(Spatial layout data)
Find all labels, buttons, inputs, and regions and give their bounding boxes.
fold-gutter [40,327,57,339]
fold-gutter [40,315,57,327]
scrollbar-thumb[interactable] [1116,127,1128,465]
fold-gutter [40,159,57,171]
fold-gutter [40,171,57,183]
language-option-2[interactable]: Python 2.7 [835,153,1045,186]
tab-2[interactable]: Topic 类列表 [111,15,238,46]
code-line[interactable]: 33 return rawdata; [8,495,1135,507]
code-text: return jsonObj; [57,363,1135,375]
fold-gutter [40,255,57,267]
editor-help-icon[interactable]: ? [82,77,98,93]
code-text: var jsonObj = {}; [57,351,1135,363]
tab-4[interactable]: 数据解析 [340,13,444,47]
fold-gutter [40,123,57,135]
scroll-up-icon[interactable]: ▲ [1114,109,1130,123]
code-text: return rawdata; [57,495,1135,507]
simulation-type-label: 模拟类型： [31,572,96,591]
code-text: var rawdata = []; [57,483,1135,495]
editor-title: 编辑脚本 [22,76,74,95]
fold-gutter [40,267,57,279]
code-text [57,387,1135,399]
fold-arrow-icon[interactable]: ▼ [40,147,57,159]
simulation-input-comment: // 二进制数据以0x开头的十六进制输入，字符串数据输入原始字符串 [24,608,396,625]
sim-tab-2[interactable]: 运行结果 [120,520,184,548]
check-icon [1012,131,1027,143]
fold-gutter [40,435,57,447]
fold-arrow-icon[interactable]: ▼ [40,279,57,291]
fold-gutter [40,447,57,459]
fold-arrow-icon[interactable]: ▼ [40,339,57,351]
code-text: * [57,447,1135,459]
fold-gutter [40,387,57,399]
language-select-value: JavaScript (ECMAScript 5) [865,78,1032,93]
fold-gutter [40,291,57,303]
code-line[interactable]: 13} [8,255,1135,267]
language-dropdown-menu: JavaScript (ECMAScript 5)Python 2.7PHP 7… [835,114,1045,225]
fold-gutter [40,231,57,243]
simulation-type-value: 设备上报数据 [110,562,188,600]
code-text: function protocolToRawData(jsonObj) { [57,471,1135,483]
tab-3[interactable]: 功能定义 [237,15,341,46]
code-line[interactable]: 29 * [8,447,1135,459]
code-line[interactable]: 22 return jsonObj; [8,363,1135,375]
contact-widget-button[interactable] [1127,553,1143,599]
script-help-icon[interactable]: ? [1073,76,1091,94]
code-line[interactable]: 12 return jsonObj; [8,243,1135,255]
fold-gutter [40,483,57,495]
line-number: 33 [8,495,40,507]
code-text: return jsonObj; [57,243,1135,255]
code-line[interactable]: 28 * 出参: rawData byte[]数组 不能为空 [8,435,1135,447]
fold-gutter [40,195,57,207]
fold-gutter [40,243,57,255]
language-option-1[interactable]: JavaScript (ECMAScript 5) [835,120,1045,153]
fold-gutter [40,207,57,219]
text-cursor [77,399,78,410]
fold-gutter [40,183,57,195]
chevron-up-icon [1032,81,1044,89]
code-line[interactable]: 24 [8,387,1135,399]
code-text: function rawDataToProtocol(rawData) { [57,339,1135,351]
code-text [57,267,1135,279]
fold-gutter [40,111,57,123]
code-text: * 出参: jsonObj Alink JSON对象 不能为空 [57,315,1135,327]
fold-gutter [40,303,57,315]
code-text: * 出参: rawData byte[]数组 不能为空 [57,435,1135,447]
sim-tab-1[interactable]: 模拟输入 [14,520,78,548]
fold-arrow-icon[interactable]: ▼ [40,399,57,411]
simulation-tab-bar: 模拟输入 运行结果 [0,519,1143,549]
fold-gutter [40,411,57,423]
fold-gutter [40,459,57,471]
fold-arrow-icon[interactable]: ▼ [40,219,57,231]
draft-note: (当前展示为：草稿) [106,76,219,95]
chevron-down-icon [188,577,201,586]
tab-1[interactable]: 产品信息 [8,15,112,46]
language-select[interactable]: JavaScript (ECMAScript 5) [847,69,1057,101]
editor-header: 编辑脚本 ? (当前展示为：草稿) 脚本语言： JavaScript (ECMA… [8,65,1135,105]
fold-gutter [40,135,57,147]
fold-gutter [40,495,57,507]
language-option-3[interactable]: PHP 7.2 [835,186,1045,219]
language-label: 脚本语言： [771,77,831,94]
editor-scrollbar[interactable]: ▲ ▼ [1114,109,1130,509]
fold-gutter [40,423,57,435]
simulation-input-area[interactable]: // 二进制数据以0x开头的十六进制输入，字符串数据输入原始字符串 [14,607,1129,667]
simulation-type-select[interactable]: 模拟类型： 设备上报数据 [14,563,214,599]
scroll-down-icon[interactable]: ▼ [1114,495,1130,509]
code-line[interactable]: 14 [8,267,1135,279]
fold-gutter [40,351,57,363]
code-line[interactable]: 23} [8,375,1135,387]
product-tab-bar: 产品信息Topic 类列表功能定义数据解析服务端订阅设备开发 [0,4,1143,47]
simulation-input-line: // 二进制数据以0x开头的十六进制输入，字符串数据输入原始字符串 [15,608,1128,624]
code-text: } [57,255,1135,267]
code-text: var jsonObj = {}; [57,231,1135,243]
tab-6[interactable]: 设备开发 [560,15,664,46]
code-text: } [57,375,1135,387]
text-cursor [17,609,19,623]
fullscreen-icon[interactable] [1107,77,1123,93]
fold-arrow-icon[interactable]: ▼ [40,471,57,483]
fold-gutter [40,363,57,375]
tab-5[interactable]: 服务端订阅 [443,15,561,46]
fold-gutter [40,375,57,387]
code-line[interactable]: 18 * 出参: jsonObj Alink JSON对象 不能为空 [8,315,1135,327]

-- THE TASK --
Copy out the lines of the records word for word, starting at the very first line and ending at the line that contains "sim-tab-2[interactable]: 运行结果 [120,520,184,548]", both ends included.

-- THE ANSWER --
Find all labels, buttons, inputs, and regions and give their bounding boxes.
fold-gutter [40,327,57,339]
fold-gutter [40,315,57,327]
scrollbar-thumb[interactable] [1116,127,1128,465]
fold-gutter [40,159,57,171]
fold-gutter [40,171,57,183]
language-option-2[interactable]: Python 2.7 [835,153,1045,186]
tab-2[interactable]: Topic 类列表 [111,15,238,46]
code-line[interactable]: 33 return rawdata; [8,495,1135,507]
code-text: return jsonObj; [57,363,1135,375]
fold-gutter [40,255,57,267]
editor-help-icon[interactable]: ? [82,77,98,93]
code-text: var jsonObj = {}; [57,351,1135,363]
tab-4[interactable]: 数据解析 [340,13,444,47]
fold-gutter [40,123,57,135]
scroll-up-icon[interactable]: ▲ [1114,109,1130,123]
code-text: return rawdata; [57,495,1135,507]
simulation-type-label: 模拟类型： [31,572,96,591]
code-text: var rawdata = []; [57,483,1135,495]
editor-title: 编辑脚本 [22,76,74,95]
fold-gutter [40,267,57,279]
code-text [57,387,1135,399]
fold-arrow-icon[interactable]: ▼ [40,147,57,159]
simulation-input-comment: // 二进制数据以0x开头的十六进制输入，字符串数据输入原始字符串 [24,608,396,625]
sim-tab-2[interactable]: 运行结果 [120,520,184,548]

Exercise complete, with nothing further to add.